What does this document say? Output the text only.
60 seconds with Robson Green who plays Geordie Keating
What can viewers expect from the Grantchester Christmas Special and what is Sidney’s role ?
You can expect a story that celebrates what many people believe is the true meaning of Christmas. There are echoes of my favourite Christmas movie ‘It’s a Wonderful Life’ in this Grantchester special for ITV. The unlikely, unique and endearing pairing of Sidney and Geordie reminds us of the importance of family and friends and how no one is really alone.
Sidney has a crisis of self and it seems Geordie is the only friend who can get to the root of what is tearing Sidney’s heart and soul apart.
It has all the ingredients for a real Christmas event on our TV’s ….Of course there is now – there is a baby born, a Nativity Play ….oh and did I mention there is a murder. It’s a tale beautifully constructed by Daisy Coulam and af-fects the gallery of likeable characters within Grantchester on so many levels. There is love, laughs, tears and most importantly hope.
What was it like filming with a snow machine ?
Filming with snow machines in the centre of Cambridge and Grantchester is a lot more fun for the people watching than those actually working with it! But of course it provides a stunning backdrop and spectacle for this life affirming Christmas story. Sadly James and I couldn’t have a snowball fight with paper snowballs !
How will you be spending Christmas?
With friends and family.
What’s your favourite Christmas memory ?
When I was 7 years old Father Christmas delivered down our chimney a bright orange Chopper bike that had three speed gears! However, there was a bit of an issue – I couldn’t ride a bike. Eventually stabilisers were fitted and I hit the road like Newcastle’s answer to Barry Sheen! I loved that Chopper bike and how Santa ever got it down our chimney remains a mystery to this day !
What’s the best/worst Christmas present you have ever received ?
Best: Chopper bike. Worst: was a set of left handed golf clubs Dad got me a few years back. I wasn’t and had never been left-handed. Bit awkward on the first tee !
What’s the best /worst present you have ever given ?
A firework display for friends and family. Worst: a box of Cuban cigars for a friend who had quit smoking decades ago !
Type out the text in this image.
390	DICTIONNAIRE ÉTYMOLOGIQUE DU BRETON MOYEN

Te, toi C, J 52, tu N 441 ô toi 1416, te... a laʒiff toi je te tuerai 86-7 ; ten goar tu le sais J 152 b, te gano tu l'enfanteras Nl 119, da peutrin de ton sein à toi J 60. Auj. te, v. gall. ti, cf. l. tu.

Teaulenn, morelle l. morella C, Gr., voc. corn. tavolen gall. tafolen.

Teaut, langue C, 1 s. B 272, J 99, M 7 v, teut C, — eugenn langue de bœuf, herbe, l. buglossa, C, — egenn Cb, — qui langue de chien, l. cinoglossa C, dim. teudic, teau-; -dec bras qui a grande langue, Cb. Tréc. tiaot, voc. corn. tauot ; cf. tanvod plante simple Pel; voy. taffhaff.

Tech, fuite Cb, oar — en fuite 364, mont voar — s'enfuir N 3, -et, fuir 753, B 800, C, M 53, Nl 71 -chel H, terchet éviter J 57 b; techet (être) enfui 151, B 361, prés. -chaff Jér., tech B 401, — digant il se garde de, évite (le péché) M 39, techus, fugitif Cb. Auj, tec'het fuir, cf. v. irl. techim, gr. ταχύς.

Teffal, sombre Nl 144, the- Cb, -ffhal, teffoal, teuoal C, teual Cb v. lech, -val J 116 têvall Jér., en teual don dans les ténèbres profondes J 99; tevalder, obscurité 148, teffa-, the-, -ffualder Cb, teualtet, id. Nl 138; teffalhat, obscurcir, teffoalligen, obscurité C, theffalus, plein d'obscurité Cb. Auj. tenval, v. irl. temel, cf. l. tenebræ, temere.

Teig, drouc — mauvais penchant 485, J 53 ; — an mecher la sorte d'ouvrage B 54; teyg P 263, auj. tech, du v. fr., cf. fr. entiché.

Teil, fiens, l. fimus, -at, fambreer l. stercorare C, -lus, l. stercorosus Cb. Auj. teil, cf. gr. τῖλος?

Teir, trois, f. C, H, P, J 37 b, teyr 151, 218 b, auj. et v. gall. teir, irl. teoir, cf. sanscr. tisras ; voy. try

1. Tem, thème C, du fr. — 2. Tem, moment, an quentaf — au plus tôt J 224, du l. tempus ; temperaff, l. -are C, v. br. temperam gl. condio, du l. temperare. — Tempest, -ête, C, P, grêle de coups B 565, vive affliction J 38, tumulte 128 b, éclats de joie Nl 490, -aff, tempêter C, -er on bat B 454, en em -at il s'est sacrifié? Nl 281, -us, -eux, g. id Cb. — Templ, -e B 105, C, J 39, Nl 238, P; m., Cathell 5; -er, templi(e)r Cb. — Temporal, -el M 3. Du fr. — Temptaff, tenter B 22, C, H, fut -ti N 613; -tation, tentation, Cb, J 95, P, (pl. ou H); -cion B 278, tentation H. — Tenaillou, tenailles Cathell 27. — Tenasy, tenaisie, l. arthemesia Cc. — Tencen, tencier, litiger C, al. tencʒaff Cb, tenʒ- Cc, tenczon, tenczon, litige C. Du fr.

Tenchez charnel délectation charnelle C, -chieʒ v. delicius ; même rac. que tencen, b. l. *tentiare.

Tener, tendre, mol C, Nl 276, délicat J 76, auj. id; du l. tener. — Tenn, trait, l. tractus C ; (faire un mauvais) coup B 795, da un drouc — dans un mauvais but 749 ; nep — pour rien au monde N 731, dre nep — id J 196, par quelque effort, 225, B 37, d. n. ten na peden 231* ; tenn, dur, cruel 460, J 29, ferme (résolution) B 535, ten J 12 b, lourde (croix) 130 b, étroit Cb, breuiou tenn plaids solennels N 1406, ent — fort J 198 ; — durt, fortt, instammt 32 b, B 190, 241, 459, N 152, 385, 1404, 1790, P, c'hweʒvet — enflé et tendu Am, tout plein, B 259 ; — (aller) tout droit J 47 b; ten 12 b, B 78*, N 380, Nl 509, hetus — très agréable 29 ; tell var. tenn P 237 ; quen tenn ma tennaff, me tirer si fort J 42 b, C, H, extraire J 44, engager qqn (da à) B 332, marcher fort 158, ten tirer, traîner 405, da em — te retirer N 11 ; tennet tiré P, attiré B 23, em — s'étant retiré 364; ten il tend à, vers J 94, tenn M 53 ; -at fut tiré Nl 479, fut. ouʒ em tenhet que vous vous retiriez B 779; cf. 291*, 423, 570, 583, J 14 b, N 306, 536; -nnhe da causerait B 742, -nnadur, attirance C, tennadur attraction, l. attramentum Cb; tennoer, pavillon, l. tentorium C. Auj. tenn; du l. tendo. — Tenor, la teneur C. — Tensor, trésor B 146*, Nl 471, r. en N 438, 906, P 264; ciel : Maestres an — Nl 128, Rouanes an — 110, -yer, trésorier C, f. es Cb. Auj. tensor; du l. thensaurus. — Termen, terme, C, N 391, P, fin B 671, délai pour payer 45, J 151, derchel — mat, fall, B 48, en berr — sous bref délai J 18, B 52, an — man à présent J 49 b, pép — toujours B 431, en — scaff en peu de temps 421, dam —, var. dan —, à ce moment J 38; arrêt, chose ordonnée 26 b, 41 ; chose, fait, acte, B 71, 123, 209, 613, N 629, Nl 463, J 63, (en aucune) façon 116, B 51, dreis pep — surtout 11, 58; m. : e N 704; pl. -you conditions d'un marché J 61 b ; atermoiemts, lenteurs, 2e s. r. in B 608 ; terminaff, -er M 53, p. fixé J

::::::

→ **Aim**:
Repeat the listing above without any change.

→ **Answer to the task**:
What does this document say? Output the text only.
60 seconds with Robson Green who plays Geordie Keating
What can viewers expect from the Grantchester Christmas Special and what is Sidney’s role ?
You can expect a story that celebrates what many people believe is the true meaning of Christmas. There are echoes of my favourite Christmas movie ‘It’s a Wonderful Life’ in this Grantchester special for ITV. The unlikely, unique and endearing pairing of Sidney and Geordie reminds us of the importance of family and friends and how no one is really alone.
Sidney has a crisis of self and it seems Geordie is the only friend who can get to the root of what is tearing Sidney’s heart and soul apart.
It has all the ingredients for a real Christmas event on our TV’s ….Of course there is now – there is a baby born, a Nativity Play ….oh and did I mention there is a murder. It’s a tale beautifully constructed by Daisy Coulam and af-fects the gallery of likeable characters within Grantchester on so many levels. There is love, laughs, tears and most importantly hope.
What was it like filming with a snow machine ?
Filming with snow machines in the centre of Cambridge and Grantchester is a lot more fun for the people watching than those actually working with it! But of course it provides a stunning backdrop and spectacle for this life affirming Christmas story. Sadly James and I couldn’t have a snowball fight with paper snowballs !
How will you be spending Christmas?
With friends and family.
What’s your favourite Christmas memory ?
When I was 7 years old Father Christmas delivered down our chimney a bright orange Chopper bike that had three speed gears! However, there was a bit of an issue – I couldn’t ride a bike. Eventually stabilisers were fitted and I hit the road like Newcastle’s answer to Barry Sheen! I loved that Chopper bike and how Santa ever got it down our chimney remains a mystery to this day !
What’s the best/worst Christmas present you have ever received ?
Best: Chopper bike. Worst: was a set of left handed golf clubs Dad got me a few years back. I wasn’t and had never been left-handed. Bit awkward on the first tee !
What’s the best /worst present you have ever given ?
A firework display for friends and family. Worst: a box of Cuban cigars for a friend who had quit smoking decades ago !
Type out the text in this image.
390	DICTIONNAIRE ÉTYMOLOGIQUE DU BRETON MOYEN

Te, toi C, J 52, tu N 441 ô toi 1416, te... a laʒiff toi je te tuerai 86-7 ; ten goar tu le sais J 152 b, te gano tu l'enfanteras Nl 119, da peutrin de ton sein à toi J 60. Auj. te, v. gall. ti, cf. l. tu.

Teaulenn, morelle l. morella C, Gr., voc. corn. tavolen gall. tafolen.

Teaut, langue C, 1 s. B 272, J 99, M 7 v, teut C, — eugenn langue de bœuf, herbe, l. buglossa, C, — egenn Cb, — qui langue de chien, l. cinoglossa C, dim. teudic, teau-; -dec bras qui a grande langue, Cb. Tréc. tiaot, voc. corn. tauot ; cf. tanvod plante simple Pel; voy. taffhaff.

Tech, fuite Cb, oar — en fuite 364, mont voar — s'enfuir N 3, -et, fuir 753, B 800, C, M 53, Nl 71 -chel H, terchet éviter J 57 b; techet (être) enfui 151, B 361, prés. -chaff Jér., tech B 401, — digant il se garde de, évite (le péché) M 39, techus, fugitif Cb. Auj, tec'het fuir, cf. v. irl. techim, gr. ταχύς.

Teffal, sombre Nl 144, the- Cb, -ffhal, teffoal, teuoal C, teual Cb v. lech, -val J 116 têvall Jér., en teual don dans les ténèbres profondes J 99; tevalder, obscurité 148, teffa-, the-, -ffualder Cb, teualtet, id. Nl 138; teffalhat, obscurcir, teffoalligen, obscurité C, theffalus, plein d'obscurité Cb. Auj. tenval, v. irl. temel, cf. l. tenebræ, temere.

Teig, drouc — mauvais penchant 485, J 53 ; — an mecher la sorte d'ouvrage B 54; teyg P 263, auj. tech, du v. fr., cf. fr. entiché.

Teil, fiens, l. fimus, -at, fambreer l. stercorare C, -lus, l. stercorosus Cb. Auj. teil, cf. gr. τῖλος?

Teir, trois, f. C, H, P, J 37 b, teyr 151, 218 b, auj. et v. gall. teir, irl. teoir, cf. sanscr. tisras ; voy. try

1. Tem, thème C, du fr. — 2. Tem, moment, an quentaf — au plus tôt J 224, du l. tempus ; temperaff, l. -are C, v. br. temperam gl. condio, du l. temperare. — Tempest, -ête, C, P, grêle de coups B 565, vive affliction J 38, tumulte 128 b, éclats de joie Nl 490, -aff, tempêter C, -er on bat B 454, en em -at il s'est sacrifié? Nl 281, -us, -eux, g. id Cb. — Templ, -e B 105, C, J 39, Nl 238, P; m., Cathell 5; -er, templi(e)r Cb. — Temporal, -el M 3. Du fr. — Temptaff, tenter B 22, C, H, fut -ti N 613; -tation, tentation, Cb, J 95, P, (pl. ou H); -cion B 278, tentation H. — Tenaillou, tenailles Cathell 27. — Tenasy, tenaisie, l. arthemesia Cc. — Tencen, tencier, litiger C, al. tencʒaff Cb, tenʒ- Cc, tenczon, tenczon, litige C. Du fr.

Tenchez charnel délectation charnelle C, -chieʒ v. delicius ; même rac. que tencen, b. l. *tentiare.

Tener, tendre, mol C, Nl 276, délicat J 76, auj. id; du l. tener. — Tenn, trait, l. tractus C ; (faire un mauvais) coup B 795, da un drouc — dans un mauvais but 749 ; nep — pour rien au monde N 731, dre nep — id J 196, par quelque effort, 225, B 37, d. n. ten na peden 231* ; tenn, dur, cruel 460, J 29, ferme (résolution) B 535, ten J 12 b, lourde (croix) 130 b, étroit Cb, breuiou tenn plaids solennels N 1406, ent — fort J 198 ; — durt, fortt, instammt 32 b, B 190, 241, 459, N 152, 385, 1404, 1790, P, c'hweʒvet — enflé et tendu Am, tout plein, B 259 ; — (aller) tout droit J 47 b; ten 12 b, B 78*, N 380, Nl 509, hetus — très agréable 29 ; tell var. tenn P 237 ; quen tenn ma tennaff, me tirer si fort J 42 b, C, H, extraire J 44, engager qqn (da à) B 332, marcher fort 158, ten tirer, traîner 405, da em — te retirer N 11 ; tennet tiré P, attiré B 23, em — s'étant retiré 364; ten il tend à, vers J 94, tenn M 53 ; -at fut tiré Nl 479, fut. ouʒ em tenhet que vous vous retiriez B 779; cf. 291*, 423, 570, 583, J 14 b, N 306, 536; -nnhe da causerait B 742, -nnadur, attirance C, tennadur attraction, l. attramentum Cb; tennoer, pavillon, l. tentorium C. Auj. tenn; du l. tendo. — Tenor, la teneur C. — Tensor, trésor B 146*, Nl 471, r. en N 438, 906, P 264; ciel : Maestres an — Nl 128, Rouanes an — 110, -yer, trésorier C, f. es Cb. Auj. tensor; du l. thensaurus. — Termen, terme, C, N 391, P, fin B 671, délai pour payer 45, J 151, derchel — mat, fall, B 48, en berr — sous bref délai J 18, B 52, an — man à présent J 49 b, pép — toujours B 431, en — scaff en peu de temps 421, dam —, var. dan —, à ce moment J 38; arrêt, chose ordonnée 26 b, 41 ; chose, fait, acte, B 71, 123, 209, 613, N 629, Nl 463, J 63, (en aucune) façon 116, B 51, dreis pep — surtout 11, 58; m. : e N 704; pl. -you conditions d'un marché J 61 b ; atermoiemts, lenteurs, 2e s. r. in B 608 ; terminaff, -er M 53, p. fixé J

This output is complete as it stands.